Aim =
Each entry below is to be printed verbatim.

Data =
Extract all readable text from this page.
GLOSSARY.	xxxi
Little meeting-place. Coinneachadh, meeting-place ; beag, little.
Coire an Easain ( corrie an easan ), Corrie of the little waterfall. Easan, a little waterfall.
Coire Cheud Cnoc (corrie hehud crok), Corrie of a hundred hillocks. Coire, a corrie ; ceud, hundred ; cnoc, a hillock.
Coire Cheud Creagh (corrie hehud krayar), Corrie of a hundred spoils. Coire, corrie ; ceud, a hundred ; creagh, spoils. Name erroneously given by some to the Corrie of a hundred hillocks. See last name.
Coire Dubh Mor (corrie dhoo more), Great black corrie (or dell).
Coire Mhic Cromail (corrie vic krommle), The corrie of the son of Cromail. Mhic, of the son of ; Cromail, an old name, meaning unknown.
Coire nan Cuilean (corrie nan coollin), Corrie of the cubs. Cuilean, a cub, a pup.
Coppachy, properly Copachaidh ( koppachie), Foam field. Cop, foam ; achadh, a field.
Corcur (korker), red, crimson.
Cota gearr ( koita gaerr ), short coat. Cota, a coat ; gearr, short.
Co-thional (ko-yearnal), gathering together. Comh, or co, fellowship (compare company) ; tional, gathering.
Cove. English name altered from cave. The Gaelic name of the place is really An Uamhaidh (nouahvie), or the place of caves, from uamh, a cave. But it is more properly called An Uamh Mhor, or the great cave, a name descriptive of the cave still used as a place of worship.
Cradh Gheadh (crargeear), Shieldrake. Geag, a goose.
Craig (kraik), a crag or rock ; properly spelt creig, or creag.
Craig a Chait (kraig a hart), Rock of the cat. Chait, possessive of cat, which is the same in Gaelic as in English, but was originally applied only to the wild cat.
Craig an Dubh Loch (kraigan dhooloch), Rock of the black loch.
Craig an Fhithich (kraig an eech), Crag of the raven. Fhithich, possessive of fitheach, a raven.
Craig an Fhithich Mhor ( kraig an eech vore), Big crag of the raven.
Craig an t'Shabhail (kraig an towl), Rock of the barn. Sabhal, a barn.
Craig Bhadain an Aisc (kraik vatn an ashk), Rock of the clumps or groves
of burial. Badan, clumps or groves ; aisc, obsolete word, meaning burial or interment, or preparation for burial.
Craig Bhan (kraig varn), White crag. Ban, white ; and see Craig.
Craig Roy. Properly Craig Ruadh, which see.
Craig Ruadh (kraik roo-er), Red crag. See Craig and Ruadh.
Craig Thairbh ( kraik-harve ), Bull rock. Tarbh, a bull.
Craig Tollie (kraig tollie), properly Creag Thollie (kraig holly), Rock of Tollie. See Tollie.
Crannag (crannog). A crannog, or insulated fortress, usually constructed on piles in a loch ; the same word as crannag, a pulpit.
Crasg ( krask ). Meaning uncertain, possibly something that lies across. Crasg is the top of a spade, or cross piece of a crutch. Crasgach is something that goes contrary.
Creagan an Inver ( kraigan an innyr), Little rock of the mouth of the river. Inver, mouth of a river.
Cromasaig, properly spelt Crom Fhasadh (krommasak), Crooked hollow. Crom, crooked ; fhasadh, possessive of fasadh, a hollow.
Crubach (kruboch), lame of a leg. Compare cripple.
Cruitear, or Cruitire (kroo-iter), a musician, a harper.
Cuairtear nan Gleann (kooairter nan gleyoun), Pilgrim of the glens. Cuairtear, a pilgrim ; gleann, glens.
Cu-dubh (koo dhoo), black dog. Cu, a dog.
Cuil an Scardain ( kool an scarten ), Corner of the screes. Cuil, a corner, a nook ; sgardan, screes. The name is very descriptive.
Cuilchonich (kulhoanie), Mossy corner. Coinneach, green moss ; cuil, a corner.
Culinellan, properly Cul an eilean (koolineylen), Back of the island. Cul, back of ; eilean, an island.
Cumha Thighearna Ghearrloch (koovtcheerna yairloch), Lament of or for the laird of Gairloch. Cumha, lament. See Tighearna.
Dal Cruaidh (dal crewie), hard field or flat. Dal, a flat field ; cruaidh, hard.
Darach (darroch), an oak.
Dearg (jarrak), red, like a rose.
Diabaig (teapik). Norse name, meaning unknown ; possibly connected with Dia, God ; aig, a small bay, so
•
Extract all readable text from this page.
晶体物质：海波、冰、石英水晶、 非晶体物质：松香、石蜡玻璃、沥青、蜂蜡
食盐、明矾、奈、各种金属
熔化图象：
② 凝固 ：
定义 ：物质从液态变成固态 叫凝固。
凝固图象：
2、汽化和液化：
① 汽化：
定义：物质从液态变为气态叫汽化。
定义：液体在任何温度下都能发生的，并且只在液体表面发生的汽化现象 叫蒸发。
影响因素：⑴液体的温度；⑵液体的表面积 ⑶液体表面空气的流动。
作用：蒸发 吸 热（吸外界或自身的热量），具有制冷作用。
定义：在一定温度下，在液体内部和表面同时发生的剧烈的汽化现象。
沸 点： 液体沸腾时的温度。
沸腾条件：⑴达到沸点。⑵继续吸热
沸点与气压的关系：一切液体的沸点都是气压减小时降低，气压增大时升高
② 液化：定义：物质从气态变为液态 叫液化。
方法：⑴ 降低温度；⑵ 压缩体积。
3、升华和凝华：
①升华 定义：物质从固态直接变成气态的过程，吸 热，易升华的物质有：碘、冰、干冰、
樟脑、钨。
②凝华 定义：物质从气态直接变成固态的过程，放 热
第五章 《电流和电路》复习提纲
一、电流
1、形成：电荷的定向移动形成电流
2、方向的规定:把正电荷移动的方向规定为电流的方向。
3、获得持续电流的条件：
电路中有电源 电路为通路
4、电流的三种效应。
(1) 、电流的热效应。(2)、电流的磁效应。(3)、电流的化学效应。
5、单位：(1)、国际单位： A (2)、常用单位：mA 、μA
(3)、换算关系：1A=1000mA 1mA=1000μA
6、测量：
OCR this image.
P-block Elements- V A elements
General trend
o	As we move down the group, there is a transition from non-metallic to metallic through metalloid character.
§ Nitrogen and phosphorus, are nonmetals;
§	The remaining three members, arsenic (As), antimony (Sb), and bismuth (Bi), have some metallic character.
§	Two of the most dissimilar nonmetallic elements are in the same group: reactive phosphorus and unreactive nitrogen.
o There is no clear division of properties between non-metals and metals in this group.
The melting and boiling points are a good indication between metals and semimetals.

Result of the task =
Extract all readable text from this page.
GLOSSARY.	xxxi
Little meeting-place. Coinneachadh, meeting-place ; beag, little.
Coire an Easain ( corrie an easan ), Corrie of the little waterfall. Easan, a little waterfall.
Coire Cheud Cnoc (corrie hehud crok), Corrie of a hundred hillocks. Coire, a corrie ; ceud, hundred ; cnoc, a hillock.
Coire Cheud Creagh (corrie hehud krayar), Corrie of a hundred spoils. Coire, corrie ; ceud, a hundred ; creagh, spoils. Name erroneously given by some to the Corrie of a hundred hillocks. See last name.
Coire Dubh Mor (corrie dhoo more), Great black corrie (or dell).
Coire Mhic Cromail (corrie vic krommle), The corrie of the son of Cromail. Mhic, of the son of ; Cromail, an old name, meaning unknown.
Coire nan Cuilean (corrie nan coollin), Corrie of the cubs. Cuilean, a cub, a pup.
Coppachy, properly Copachaidh ( koppachie), Foam field. Cop, foam ; achadh, a field.
Corcur (korker), red, crimson.
Cota gearr ( koita gaerr ), short coat. Cota, a coat ; gearr, short.
Co-thional (ko-yearnal), gathering together. Comh, or co, fellowship (compare company) ; tional, gathering.
Cove. English name altered from cave. The Gaelic name of the place is really An Uamhaidh (nouahvie), or the place of caves, from uamh, a cave. But it is more properly called An Uamh Mhor, or the great cave, a name descriptive of the cave still used as a place of worship.
Cradh Gheadh (crargeear), Shieldrake. Geag, a goose.
Craig (kraik), a crag or rock ; properly spelt creig, or creag.
Craig a Chait (kraig a hart), Rock of the cat. Chait, possessive of cat, which is the same in Gaelic as in English, but was originally applied only to the wild cat.
Craig an Dubh Loch (kraigan dhooloch), Rock of the black loch.
Craig an Fhithich (kraig an eech), Crag of the raven. Fhithich, possessive of fitheach, a raven.
Craig an Fhithich Mhor ( kraig an eech vore), Big crag of the raven.
Craig an t'Shabhail (kraig an towl), Rock of the barn. Sabhal, a barn.
Craig Bhadain an Aisc (kraik vatn an ashk), Rock of the clumps or groves
of burial. Badan, clumps or groves ; aisc, obsolete word, meaning burial or interment, or preparation for burial.
Craig Bhan (kraig varn), White crag. Ban, white ; and see Craig.
Craig Roy. Properly Craig Ruadh, which see.
Craig Ruadh (kraik roo-er), Red crag. See Craig and Ruadh.
Craig Thairbh ( kraik-harve ), Bull rock. Tarbh, a bull.
Craig Tollie (kraig tollie), properly Creag Thollie (kraig holly), Rock of Tollie. See Tollie.
Crannag (crannog). A crannog, or insulated fortress, usually constructed on piles in a loch ; the same word as crannag, a pulpit.
Crasg ( krask ). Meaning uncertain, possibly something that lies across. Crasg is the top of a spade, or cross piece of a crutch. Crasgach is something that goes contrary.
Creagan an Inver ( kraigan an innyr), Little rock of the mouth of the river. Inver, mouth of a river.
Cromasaig, properly spelt Crom Fhasadh (krommasak), Crooked hollow. Crom, crooked ; fhasadh, possessive of fasadh, a hollow.
Crubach (kruboch), lame of a leg. Compare cripple.
Cruitear, or Cruitire (kroo-iter), a musician, a harper.
Cuairtear nan Gleann (kooairter nan gleyoun), Pilgrim of the glens. Cuairtear, a pilgrim ; gleann, glens.
Cu-dubh (koo dhoo), black dog. Cu, a dog.
Cuil an Scardain ( kool an scarten ), Corner of the screes. Cuil, a corner, a nook ; sgardan, screes. The name is very descriptive.
Cuilchonich (kulhoanie), Mossy corner. Coinneach, green moss ; cuil, a corner.
Culinellan, properly Cul an eilean (koolineylen), Back of the island. Cul, back of ; eilean, an island.
Cumha Thighearna Ghearrloch (koovtcheerna yairloch), Lament of or for the laird of Gairloch. Cumha, lament. See Tighearna.
Dal Cruaidh (dal crewie), hard field or flat. Dal, a flat field ; cruaidh, hard.
Darach (darroch), an oak.
Dearg (jarrak), red, like a rose.
Diabaig (teapik). Norse name, meaning unknown ; possibly connected with Dia, God ; aig, a small bay, so
•
Extract all readable text from this page.
晶体物质：海波、冰、石英水晶、 非晶体物质：松香、石蜡玻璃、沥青、蜂蜡
食盐、明矾、奈、各种金属
熔化图象：
② 凝固 ：
定义 ：物质从液态变成固态 叫凝固。
凝固图象：
2、汽化和液化：
① 汽化：
定义：物质从液态变为气态叫汽化。
定义：液体在任何温度下都能发生的，并且只在液体表面发生的汽化现象 叫蒸发。
影响因素：⑴液体的温度；⑵液体的表面积 ⑶液体表面空气的流动。
作用：蒸发 吸 热（吸外界或自身的热量），具有制冷作用。
定义：在一定温度下，在液体内部和表面同时发生的剧烈的汽化现象。
沸 点： 液体沸腾时的温度。
沸腾条件：⑴达到沸点。⑵继续吸热
沸点与气压的关系：一切液体的沸点都是气压减小时降低，气压增大时升高
② 液化：定义：物质从气态变为液态 叫液化。
方法：⑴ 降低温度；⑵ 压缩体积。
3、升华和凝华：
①升华 定义：物质从固态直接变成气态的过程，吸 热，易升华的物质有：碘、冰、干冰、
樟脑、钨。
②凝华 定义：物质从气态直接变成固态的过程，放 热
第五章 《电流和电路》复习提纲
一、电流
1、形成：电荷的定向移动形成电流
2、方向的规定:把正电荷移动的方向规定为电流的方向。
3、获得持续电流的条件：
电路中有电源 电路为通路
4、电流的三种效应。
(1) 、电流的热效应。(2)、电流的磁效应。(3)、电流的化学效应。
5、单位：(1)、国际单位： A (2)、常用单位：mA 、μA
(3)、换算关系：1A=1000mA 1mA=1000μA
6、测量：
OCR this image.
P-block Elements- V A elements
General trend
o	As we move down the group, there is a transition from non-metallic to metallic through metalloid character.
§ Nitrogen and phosphorus, are nonmetals;
§	The remaining three members, arsenic (As), antimony (Sb), and bismuth (Bi), have some metallic character.
§	Two of the most dissimilar nonmetallic elements are in the same group: reactive phosphorus and unreactive nitrogen.
o There is no clear division of properties between non-metals and metals in this group.
The melting and boiling points are a good indication between metals and semimetals.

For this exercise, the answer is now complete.